### Attività da svolgere
(A) Nel brano sulla liquidazione del danno patrimoniale, su quanti motivi si fondava il ricorso per cassazione proposto dalla società?
(B) Duplica dal brano sulla liquidazione del danno patrimoniale il tratto che va da "La ricorrente deduceva" fino a "un danno emergente.".
(C) Prosegui il brano sulla liquidazione del danno patrimoniale, riprendendo subito dopo la sua ultima frase.
──────── Brano fornito ────────
All'esito del giudizio ex art. 394 c.p.c., il giudice del rinvio riconosceva il danno patrimoniale «per le spese di futura assistenza medica», liquidandole nella somma di 2.554.832 oltre interessi, peraltro «da scontare con il coefficiente di capitalizzazione» e «fermo restando lo scomputo con quanto determinato per tale tipo di voce dal primo giudice e già corrisposto». Avverso la sentenza della Corte ambrosiana, la società proponeva ricorso per cassazione sulla base di quattro motivi di cui il primo - denunciante violazione e falsa applicazione degli artt. 1223,1226, 2056 c.c., in ragione della «omessa distinta liquidazione del danno patrimoniale futuro da spese per assistenza medica nella componente danno passato e nella componente danno futuro» - veniva accolto.

La ricorrente deduceva che in relazione al danno patrimoniale proveniente dalle spese mediche per l'assistenza alla vittima dell'illecito, era necessario distinguere e liquidare separatamente «un danno patrimoniale passato e una componente per il futuro». In particolare, per quanto riguardava le spese già sostenute, si prefigurava di netto l'alternativa seguente: «il danneggiato deve dimostrare di averle effettivamente sostenute (anche attraverso presunzioni semplici, ai sensi dell'articolo 2727 del codice civile), altrimenti non può essere effettuata alcuna liquidazione», trattandosi di un danno emergente.
──────── Dati estratti ────────
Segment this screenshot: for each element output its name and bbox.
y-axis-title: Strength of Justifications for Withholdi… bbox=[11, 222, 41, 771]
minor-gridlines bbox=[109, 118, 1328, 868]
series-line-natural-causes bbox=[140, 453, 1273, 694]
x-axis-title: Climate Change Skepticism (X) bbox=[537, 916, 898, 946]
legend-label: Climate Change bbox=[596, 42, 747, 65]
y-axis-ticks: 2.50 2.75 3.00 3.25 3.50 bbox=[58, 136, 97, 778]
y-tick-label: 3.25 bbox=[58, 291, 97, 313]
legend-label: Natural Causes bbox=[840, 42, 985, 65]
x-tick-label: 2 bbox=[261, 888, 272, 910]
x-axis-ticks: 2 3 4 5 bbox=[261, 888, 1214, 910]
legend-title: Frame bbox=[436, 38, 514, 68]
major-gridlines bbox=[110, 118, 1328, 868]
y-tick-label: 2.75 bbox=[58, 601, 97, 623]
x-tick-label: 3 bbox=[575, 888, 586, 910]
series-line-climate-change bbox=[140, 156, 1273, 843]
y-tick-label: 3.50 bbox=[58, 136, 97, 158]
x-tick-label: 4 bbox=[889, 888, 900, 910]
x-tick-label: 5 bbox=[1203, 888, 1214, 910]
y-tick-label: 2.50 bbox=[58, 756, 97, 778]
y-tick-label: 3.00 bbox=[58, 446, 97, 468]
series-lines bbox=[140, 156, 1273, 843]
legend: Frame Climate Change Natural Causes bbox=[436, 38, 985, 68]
────────
### Risultati delle attività
(A) Su quattro motivi.

(B)
La ricorrente deduceva che in relazione al danno patrimoniale proveniente dalle spese mediche per l'assistenza alla vittima dell'illecito, era necessario distinguere e liquidare separatamente «un danno patrimoniale passato e una componente per il futuro». In particolare, per quanto riguardava le spese già sostenute, si prefigurava di netto l'alternativa seguente: «il danneggiato deve dimostrare di averle effettivamente sostenute (anche attraverso presunzioni semplici, ai sensi dell'articolo 2727 del codice civile), altrimenti non può essere effettuata alcuna liquidazione», trattandosi di un danno emergente.

(C)
Tuttavia, secondo la ricorrente, la sentenza impugnata avrebbe erroneamente applicato un metodo di calcolo basato su una previsione di spesa per l'assistenza domiciliare, che si basava sulla «retribuzione giornaliera degli assistenti domestici», prendendo in considerazione le tabelle retributive del CCNL Colf e Badanti applicabili ratione temporis, relative a lavoratori classificabili come «assistente a persona non autosufficiente», e considerando un trattamento annuale retributivo e previdenziale di euro 19.844,72, con l'obbligo di attualizzare gli importi in base all'incremento progressivo delle tabelle retributive del CCNL.

Questo approccio aveva portato alla liquidazione complessiva di euro 2.554.832 che, secondo la parte ricorrente, sarebbe stata somma includente in modo improprio anche le spese di assistenza le quali, almeno fino a maggio 2013, parte attrice avrebbe dovuto dimostrare di aver sostenuto, potendo fare previsioni di spesa solo per il futuro. L'importo di queste ultime sarebbe risultato di euro 377.689,56 dovendosi escludere - dalla somma calcolata dalla Corte territoriale - «i primi tre anni del compendio risarcitorio liquidato» dalla stessa, che ipotizzava una sopravvivenza di 50 anni del danneggiato.

La Suprema Corte, accogliendo il motivo di ricorso, ha ricordato una recente pronuncia in cui veniva ribadito che «il pregiudizio patrimoniale consistente nella necessità di dovere retribuire una persona che garantisca l'assistenza personale ad un soggetto invalido è un danno permanente, che si produce "de die in diem"» e poiché di regola «il giudice interviene a liquidare tale danno in un momento successivo rispetto a quello nel quale esso si è determinato e il relativo onere economico è insorto» esso «sarà chiamato a tradurre in moneta sia un danno che si è già verificato sia un danno che dovrà ancora verificarsi», essendo dunque «evidente che le due operazioni di cui si è detto non possono essere regolate con lo stesso criterio» (così, in motivazione, Cass. Sez. 3, ord. 13 giugno 2023, n. 16844, Rv. 667870-02).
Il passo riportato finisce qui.